§ **Records from a collection**
::::::::::

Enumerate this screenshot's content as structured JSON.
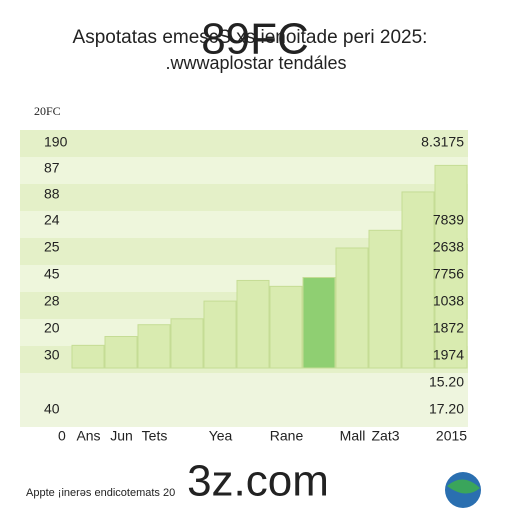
{
  "chart_data": {
    "type": "bar",
    "title": "Aspotatas emescS xs ienoitade peri 2025:",
    "title_overlay": "89FC",
    "subtitle": ".wwwaplostar tendáles",
    "corner_label": "20FC",
    "origin_label": "0",
    "categories": [
      "Ans",
      "Jun",
      "Tets",
      null,
      "Yea",
      null,
      "Rane",
      null,
      "Mall",
      "Zat3",
      null,
      "2015"
    ],
    "values": [
      27,
      30,
      34,
      36,
      42,
      49,
      47,
      50,
      60,
      66,
      79,
      88
    ],
    "colors": [
      "#d9ebb0",
      "#d9ebb0",
      "#d9ebb0",
      "#d9ebb0",
      "#d9ebb0",
      "#d9ebb0",
      "#d9ebb0",
      "#8fcf72",
      "#d9ebb0",
      "#d9ebb0",
      "#d9ebb0",
      "#d9ebb0"
    ],
    "ylim": [
      0,
      100
    ],
    "left_labels": [
      "190",
      "87",
      "88",
      "24",
      "25",
      "45",
      "28",
      "20",
      "30",
      "40"
    ],
    "right_labels": [
      "8.3175",
      "7839",
      "2638",
      "7756",
      "1038",
      "1872",
      "1974",
      "15.20",
      "17.20"
    ],
    "footer": "Appte ¡inerəs endicotemats 20",
    "watermark": "3z.com"
  }
}
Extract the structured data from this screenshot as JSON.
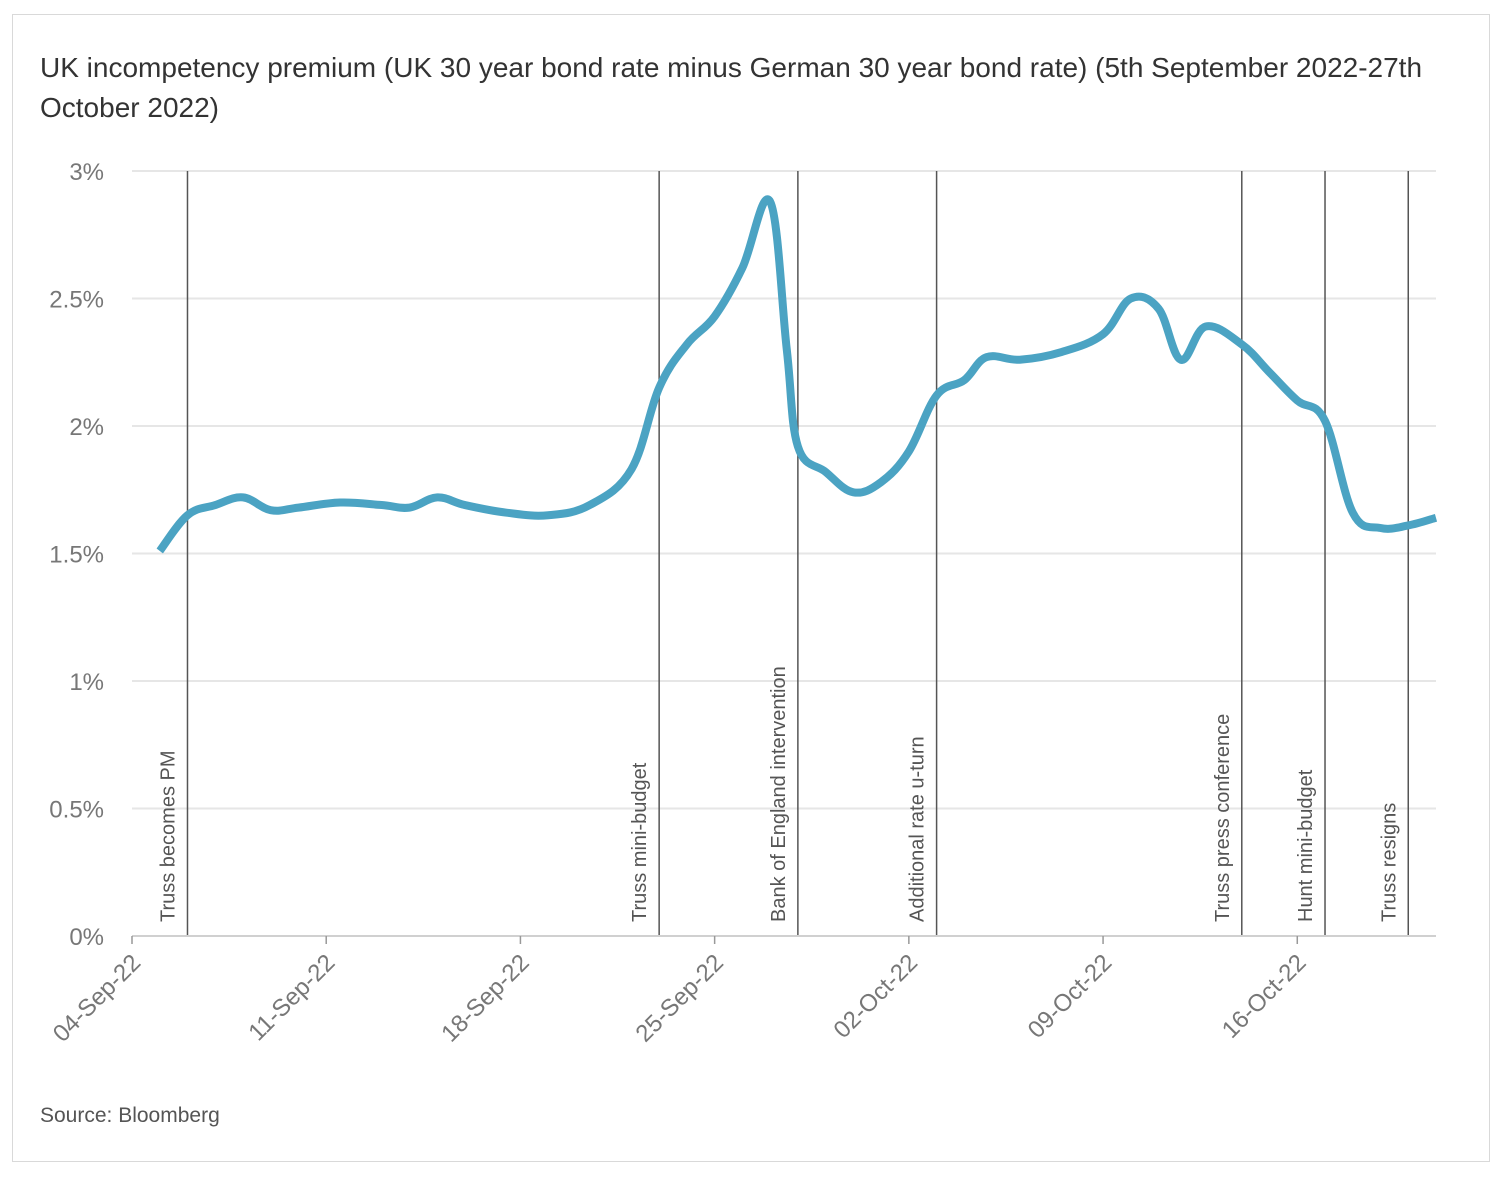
{
  "chart_data": {
    "type": "line",
    "title": "UK incompetency premium (UK 30 year bond rate minus German 30 year bond rate) (5th September 2022-27th October 2022)",
    "source": "Source: Bloomberg",
    "xlabel": "",
    "ylabel": "",
    "x_start_date": "2022-09-04",
    "xlim_days": [
      0,
      47
    ],
    "ylim": [
      0,
      3
    ],
    "yticks": [
      {
        "value": 0,
        "label": "0%"
      },
      {
        "value": 0.5,
        "label": "0.5%"
      },
      {
        "value": 1,
        "label": "1%"
      },
      {
        "value": 1.5,
        "label": "1.5%"
      },
      {
        "value": 2,
        "label": "2%"
      },
      {
        "value": 2.5,
        "label": "2.5%"
      },
      {
        "value": 3,
        "label": "3%"
      }
    ],
    "xticks": [
      {
        "day": 0,
        "label": "04-Sep-22"
      },
      {
        "day": 7,
        "label": "11-Sep-22"
      },
      {
        "day": 14,
        "label": "18-Sep-22"
      },
      {
        "day": 21,
        "label": "25-Sep-22"
      },
      {
        "day": 28,
        "label": "02-Oct-22"
      },
      {
        "day": 35,
        "label": "09-Oct-22"
      },
      {
        "day": 42,
        "label": "16-Oct-22"
      }
    ],
    "series": [
      {
        "name": "UK 30y minus German 30y",
        "color": "#4ba3c3",
        "points": [
          [
            1.0,
            1.51
          ],
          [
            2.0,
            1.65
          ],
          [
            3.0,
            1.69
          ],
          [
            4.0,
            1.72
          ],
          [
            5.0,
            1.67
          ],
          [
            6.0,
            1.68
          ],
          [
            7.5,
            1.7
          ],
          [
            9.0,
            1.69
          ],
          [
            10.0,
            1.68
          ],
          [
            11.0,
            1.72
          ],
          [
            12.0,
            1.69
          ],
          [
            13.5,
            1.66
          ],
          [
            15.0,
            1.65
          ],
          [
            16.5,
            1.69
          ],
          [
            18.0,
            1.83
          ],
          [
            19.0,
            2.15
          ],
          [
            20.0,
            2.32
          ],
          [
            21.0,
            2.43
          ],
          [
            22.0,
            2.62
          ],
          [
            23.0,
            2.88
          ],
          [
            23.6,
            2.3
          ],
          [
            24.0,
            1.92
          ],
          [
            25.0,
            1.82
          ],
          [
            26.0,
            1.74
          ],
          [
            27.0,
            1.78
          ],
          [
            28.0,
            1.9
          ],
          [
            29.0,
            2.12
          ],
          [
            30.0,
            2.18
          ],
          [
            30.8,
            2.27
          ],
          [
            32.0,
            2.26
          ],
          [
            33.5,
            2.29
          ],
          [
            35.0,
            2.36
          ],
          [
            36.0,
            2.5
          ],
          [
            37.0,
            2.46
          ],
          [
            37.8,
            2.26
          ],
          [
            38.7,
            2.39
          ],
          [
            40.0,
            2.32
          ],
          [
            41.0,
            2.21
          ],
          [
            42.0,
            2.1
          ],
          [
            43.0,
            2.02
          ],
          [
            44.0,
            1.66
          ],
          [
            45.0,
            1.6
          ],
          [
            46.0,
            1.61
          ],
          [
            47.0,
            1.64
          ]
        ]
      }
    ],
    "annotations": [
      {
        "day": 2.0,
        "label": "Truss becomes PM"
      },
      {
        "day": 19.0,
        "label": "Truss mini-budget"
      },
      {
        "day": 24.0,
        "label": "Bank of England intervention"
      },
      {
        "day": 29.0,
        "label": "Additional rate u-turn"
      },
      {
        "day": 40.0,
        "label": "Truss press conference"
      },
      {
        "day": 43.0,
        "label": "Hunt mini-budget"
      },
      {
        "day": 46.0,
        "label": "Truss resigns"
      }
    ],
    "grid": true,
    "legend": "none"
  }
}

::::::::::

§ **What is needed**
List all lines above in which the string "minus" appears.

§ **Solution for this task**
    "title": "UK incompetency premium (UK 30 year bond rate minus German 30 year bond rate) (5th September 2022-27th October 2022)",
        "name": "UK 30y minus German 30y",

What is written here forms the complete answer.